Count the lines below that contain the word "short", and reply with only that number.

§ Task inputs
----

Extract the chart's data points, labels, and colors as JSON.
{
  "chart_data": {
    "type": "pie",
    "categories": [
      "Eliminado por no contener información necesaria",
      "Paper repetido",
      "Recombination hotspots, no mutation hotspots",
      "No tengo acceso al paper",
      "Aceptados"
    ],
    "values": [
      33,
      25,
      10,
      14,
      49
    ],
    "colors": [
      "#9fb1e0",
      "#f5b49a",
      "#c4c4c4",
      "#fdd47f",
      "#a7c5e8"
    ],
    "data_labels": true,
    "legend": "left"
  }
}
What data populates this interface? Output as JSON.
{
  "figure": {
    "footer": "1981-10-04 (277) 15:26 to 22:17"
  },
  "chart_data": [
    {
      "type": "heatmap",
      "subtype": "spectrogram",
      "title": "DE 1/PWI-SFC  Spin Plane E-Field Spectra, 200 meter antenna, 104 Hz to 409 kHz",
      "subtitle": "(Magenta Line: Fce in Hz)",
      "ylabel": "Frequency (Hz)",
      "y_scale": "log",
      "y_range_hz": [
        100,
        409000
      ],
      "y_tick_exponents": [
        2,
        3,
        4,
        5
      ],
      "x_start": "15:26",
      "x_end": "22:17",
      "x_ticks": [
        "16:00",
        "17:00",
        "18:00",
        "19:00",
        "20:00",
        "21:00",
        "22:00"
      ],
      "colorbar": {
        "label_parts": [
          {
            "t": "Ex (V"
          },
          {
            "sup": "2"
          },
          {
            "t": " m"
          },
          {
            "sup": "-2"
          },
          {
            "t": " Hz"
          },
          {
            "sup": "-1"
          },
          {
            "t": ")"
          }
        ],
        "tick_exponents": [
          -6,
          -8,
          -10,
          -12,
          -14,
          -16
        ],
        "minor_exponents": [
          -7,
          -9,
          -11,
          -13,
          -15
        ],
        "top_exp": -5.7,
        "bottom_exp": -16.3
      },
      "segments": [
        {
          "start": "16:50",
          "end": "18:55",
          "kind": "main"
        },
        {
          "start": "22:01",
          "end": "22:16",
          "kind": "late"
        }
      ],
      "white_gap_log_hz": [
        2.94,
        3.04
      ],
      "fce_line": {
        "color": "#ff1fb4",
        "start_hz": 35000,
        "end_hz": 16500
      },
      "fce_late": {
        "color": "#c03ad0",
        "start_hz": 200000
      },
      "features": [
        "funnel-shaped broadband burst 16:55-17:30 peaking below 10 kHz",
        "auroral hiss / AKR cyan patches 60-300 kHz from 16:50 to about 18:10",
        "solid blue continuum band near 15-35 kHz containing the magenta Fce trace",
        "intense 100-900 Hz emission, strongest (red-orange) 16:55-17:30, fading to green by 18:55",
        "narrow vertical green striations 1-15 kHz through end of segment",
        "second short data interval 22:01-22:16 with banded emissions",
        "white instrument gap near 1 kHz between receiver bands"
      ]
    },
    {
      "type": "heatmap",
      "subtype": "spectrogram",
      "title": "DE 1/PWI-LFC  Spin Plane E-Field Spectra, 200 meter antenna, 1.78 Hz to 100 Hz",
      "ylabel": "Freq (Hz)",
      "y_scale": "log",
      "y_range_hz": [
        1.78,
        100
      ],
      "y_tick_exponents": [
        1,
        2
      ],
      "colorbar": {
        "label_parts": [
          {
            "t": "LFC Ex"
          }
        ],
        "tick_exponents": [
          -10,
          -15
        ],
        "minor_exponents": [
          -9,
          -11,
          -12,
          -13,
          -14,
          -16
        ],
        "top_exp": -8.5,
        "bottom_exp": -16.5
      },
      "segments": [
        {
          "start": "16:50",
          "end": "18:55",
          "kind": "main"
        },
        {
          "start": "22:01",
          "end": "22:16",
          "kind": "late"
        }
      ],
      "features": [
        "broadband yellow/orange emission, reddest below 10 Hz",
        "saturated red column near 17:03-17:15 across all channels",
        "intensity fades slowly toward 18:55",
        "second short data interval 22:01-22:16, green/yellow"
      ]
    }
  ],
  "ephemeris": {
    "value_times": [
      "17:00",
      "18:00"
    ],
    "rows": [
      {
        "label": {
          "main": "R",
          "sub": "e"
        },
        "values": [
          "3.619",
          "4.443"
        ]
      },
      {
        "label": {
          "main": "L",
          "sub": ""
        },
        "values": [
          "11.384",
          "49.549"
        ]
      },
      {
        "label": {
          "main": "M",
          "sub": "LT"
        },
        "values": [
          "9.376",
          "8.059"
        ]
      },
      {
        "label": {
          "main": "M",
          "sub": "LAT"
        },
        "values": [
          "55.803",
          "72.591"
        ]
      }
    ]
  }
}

----

§ Correct response
2